_RECORDS FOR THIS TASK_.
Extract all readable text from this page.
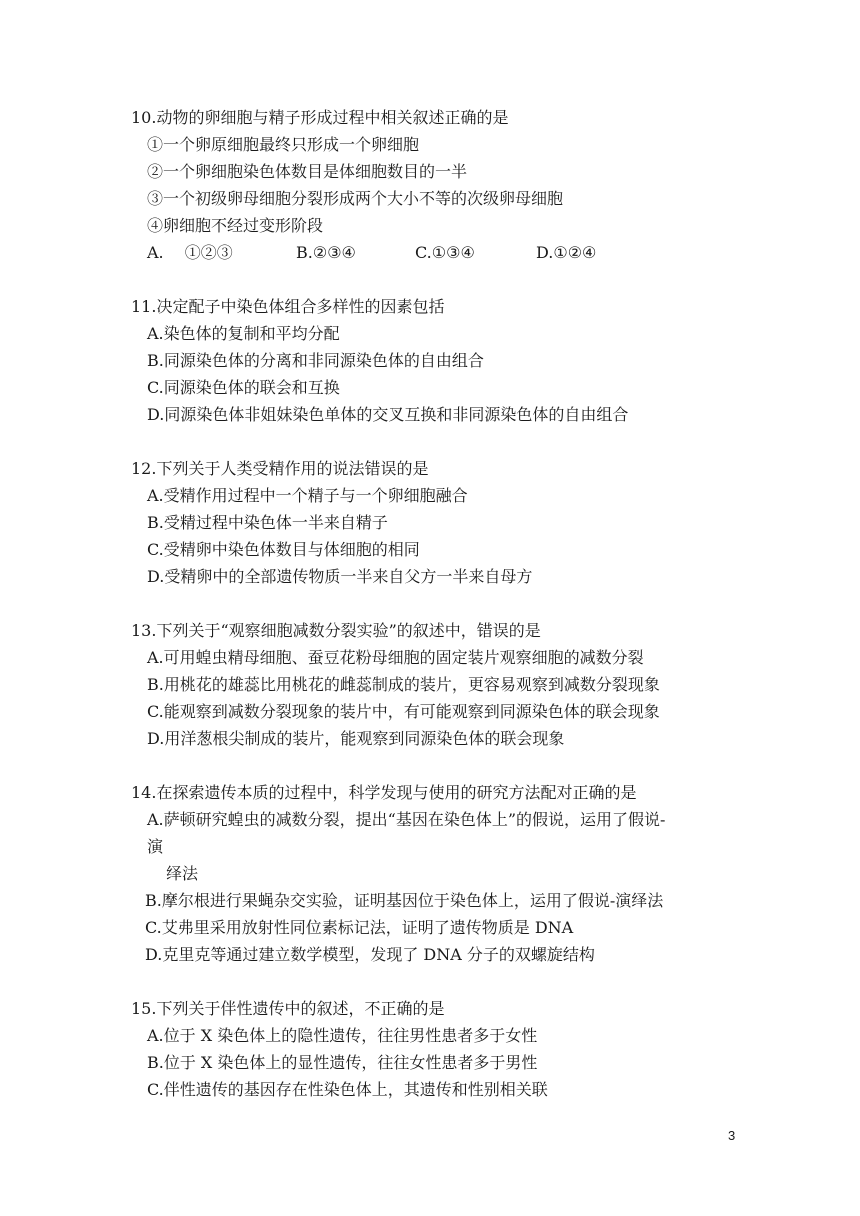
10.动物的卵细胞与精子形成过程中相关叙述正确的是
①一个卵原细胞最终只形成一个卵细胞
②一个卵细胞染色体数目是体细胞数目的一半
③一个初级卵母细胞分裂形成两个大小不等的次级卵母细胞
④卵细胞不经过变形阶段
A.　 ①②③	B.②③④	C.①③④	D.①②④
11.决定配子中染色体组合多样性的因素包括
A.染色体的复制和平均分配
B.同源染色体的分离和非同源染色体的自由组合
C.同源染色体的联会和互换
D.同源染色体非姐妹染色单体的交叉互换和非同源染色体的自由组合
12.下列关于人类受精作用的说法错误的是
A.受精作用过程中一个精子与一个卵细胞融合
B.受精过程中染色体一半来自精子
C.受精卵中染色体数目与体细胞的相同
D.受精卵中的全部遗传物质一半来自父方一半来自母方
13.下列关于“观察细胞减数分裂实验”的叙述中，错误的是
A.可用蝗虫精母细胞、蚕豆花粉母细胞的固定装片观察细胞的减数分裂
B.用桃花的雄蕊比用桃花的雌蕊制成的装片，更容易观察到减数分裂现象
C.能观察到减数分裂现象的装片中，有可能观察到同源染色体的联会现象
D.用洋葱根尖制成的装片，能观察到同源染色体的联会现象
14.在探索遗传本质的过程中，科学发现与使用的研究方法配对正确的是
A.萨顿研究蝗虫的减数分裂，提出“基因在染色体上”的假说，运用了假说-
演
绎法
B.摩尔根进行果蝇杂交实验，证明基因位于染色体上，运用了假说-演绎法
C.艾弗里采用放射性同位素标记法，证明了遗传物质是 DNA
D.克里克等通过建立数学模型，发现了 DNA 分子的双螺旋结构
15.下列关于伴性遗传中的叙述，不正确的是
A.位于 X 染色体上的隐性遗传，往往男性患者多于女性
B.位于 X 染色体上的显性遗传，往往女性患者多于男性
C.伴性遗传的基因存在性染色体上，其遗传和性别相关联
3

_REQUIRED WORK_.
Give the material again exactly as it is, but keep the pictures out.

_FINAL ANSWER_.
Extract all readable text from this page.
10.动物的卵细胞与精子形成过程中相关叙述正确的是
①一个卵原细胞最终只形成一个卵细胞
②一个卵细胞染色体数目是体细胞数目的一半
③一个初级卵母细胞分裂形成两个大小不等的次级卵母细胞
④卵细胞不经过变形阶段
A.　 ①②③	B.②③④	C.①③④	D.①②④
11.决定配子中染色体组合多样性的因素包括
A.染色体的复制和平均分配
B.同源染色体的分离和非同源染色体的自由组合
C.同源染色体的联会和互换
D.同源染色体非姐妹染色单体的交叉互换和非同源染色体的自由组合
12.下列关于人类受精作用的说法错误的是
A.受精作用过程中一个精子与一个卵细胞融合
B.受精过程中染色体一半来自精子
C.受精卵中染色体数目与体细胞的相同
D.受精卵中的全部遗传物质一半来自父方一半来自母方
13.下列关于“观察细胞减数分裂实验”的叙述中，错误的是
A.可用蝗虫精母细胞、蚕豆花粉母细胞的固定装片观察细胞的减数分裂
B.用桃花的雄蕊比用桃花的雌蕊制成的装片，更容易观察到减数分裂现象
C.能观察到减数分裂现象的装片中，有可能观察到同源染色体的联会现象
D.用洋葱根尖制成的装片，能观察到同源染色体的联会现象
14.在探索遗传本质的过程中，科学发现与使用的研究方法配对正确的是
A.萨顿研究蝗虫的减数分裂，提出“基因在染色体上”的假说，运用了假说-
演
绎法
B.摩尔根进行果蝇杂交实验，证明基因位于染色体上，运用了假说-演绎法
C.艾弗里采用放射性同位素标记法，证明了遗传物质是 DNA
D.克里克等通过建立数学模型，发现了 DNA 分子的双螺旋结构
15.下列关于伴性遗传中的叙述，不正确的是
A.位于 X 染色体上的隐性遗传，往往男性患者多于女性
B.位于 X 染色体上的显性遗传，往往女性患者多于男性
C.伴性遗传的基因存在性染色体上，其遗传和性别相关联
3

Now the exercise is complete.